━━━━━ Listed entries

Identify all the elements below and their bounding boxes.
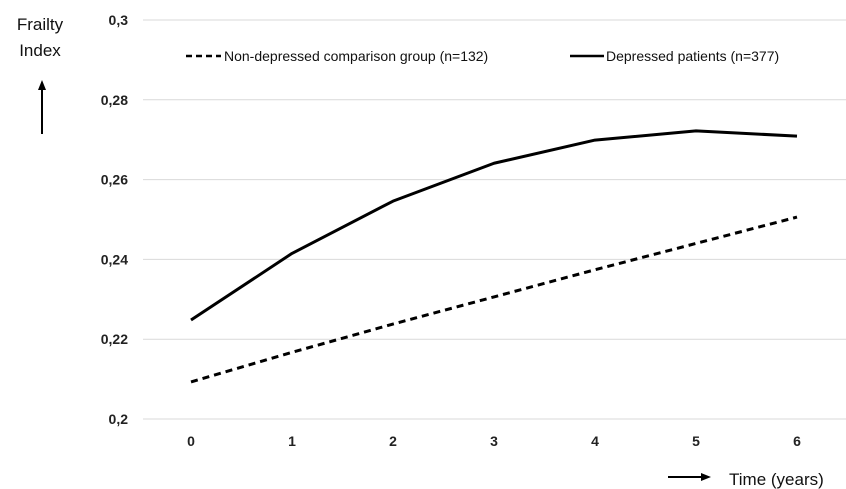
y-tick-label-4: 0,28 bbox=[101, 92, 128, 108]
gridlines bbox=[143, 19, 846, 420]
x-tick-label-2: 2 bbox=[389, 433, 397, 449]
x-tick-label-1: 1 bbox=[288, 433, 296, 449]
x-tick-label-4: 4 bbox=[591, 433, 599, 449]
series-line-depressed bbox=[190, 129, 798, 322]
y-tick-label-3: 0,26 bbox=[101, 172, 128, 188]
y-axis-arrow-icon bbox=[38, 80, 46, 134]
x-axis-ticks: 0 1 2 3 4 5 6 bbox=[187, 433, 801, 449]
legend-label-non-depressed: Non-depressed comparison group (n=132) bbox=[224, 48, 488, 64]
legend: Non-depressed comparison group (n=132) D… bbox=[186, 48, 779, 64]
series-line-non-depressed bbox=[190, 215, 798, 384]
x-axis-arrow-icon bbox=[668, 473, 711, 481]
y-tick-label-1: 0,22 bbox=[101, 331, 128, 347]
y-axis-title-line-2: Index bbox=[19, 41, 61, 60]
x-axis-title: Time (years) bbox=[729, 470, 824, 489]
y-tick-label-2: 0,24 bbox=[101, 251, 128, 267]
y-axis-title-line-1: Frailty bbox=[17, 15, 64, 34]
legend-label-depressed: Depressed patients (n=377) bbox=[606, 48, 779, 64]
x-tick-label-0: 0 bbox=[187, 433, 195, 449]
x-tick-label-6: 6 bbox=[793, 433, 801, 449]
series bbox=[190, 129, 798, 384]
x-tick-label-5: 5 bbox=[692, 433, 700, 449]
y-axis-ticks: 0,2 0,22 0,24 0,26 0,28 0,3 bbox=[101, 12, 128, 427]
y-tick-label-0: 0,2 bbox=[109, 411, 129, 427]
y-tick-label-5: 0,3 bbox=[109, 12, 129, 28]
x-tick-label-3: 3 bbox=[490, 433, 498, 449]
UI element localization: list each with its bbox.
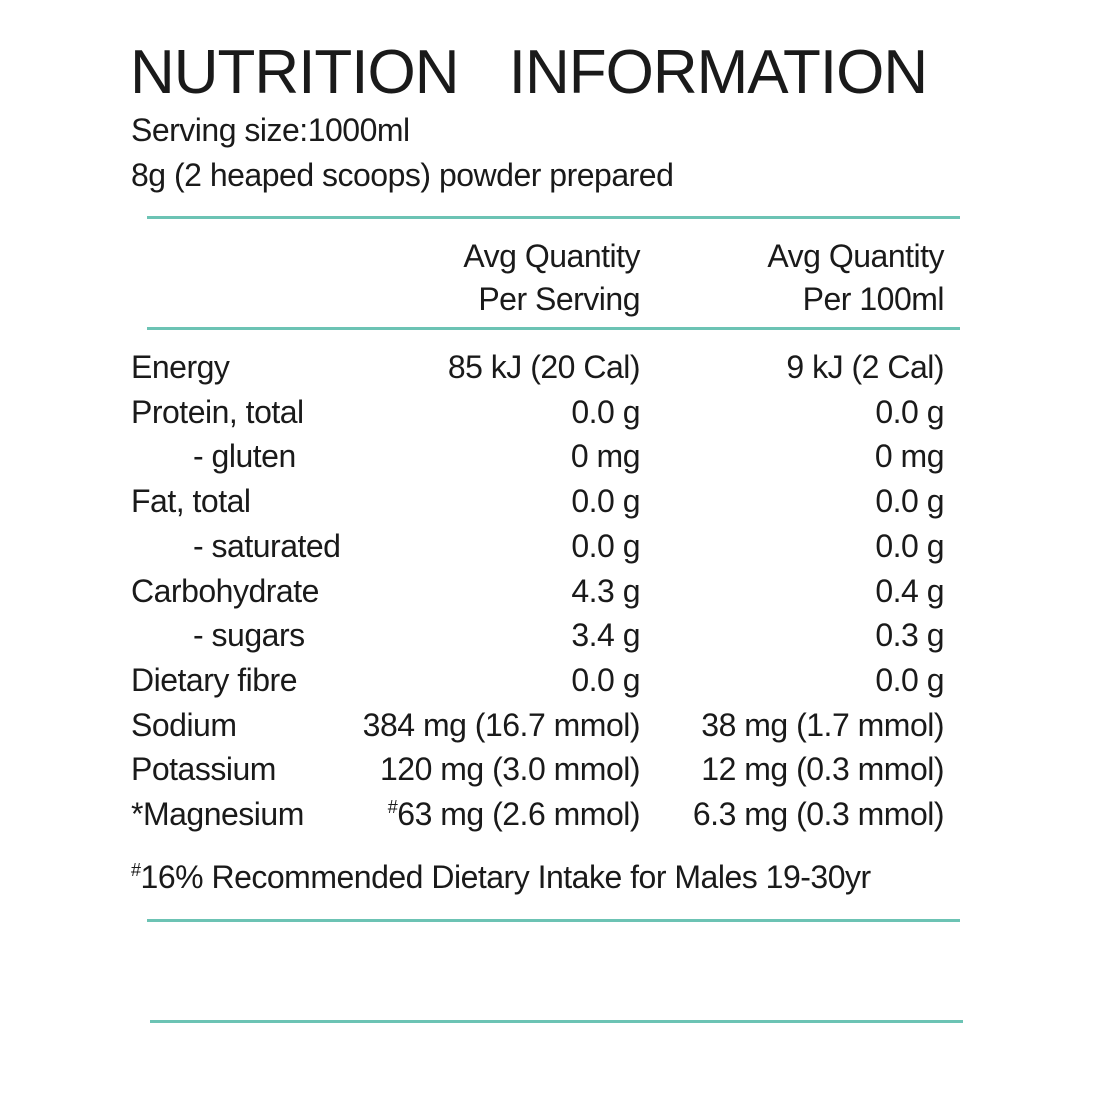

━━━━━━━━━━

> [What the exercise asks] Lines containing the word "depressed" are to be pulled from the records and copied.

> [Exercise solution]
series-line-depressed bbox=[190, 129, 798, 322]
legend-label-non-depressed: Non-depressed comparison group (n=132) bbox=[224, 48, 488, 64]
legend: Non-depressed comparison group (n=132) D… bbox=[186, 48, 779, 64]
series-line-non-depressed bbox=[190, 215, 798, 384]
legend-label-depressed: Depressed patients (n=377) bbox=[606, 48, 779, 64]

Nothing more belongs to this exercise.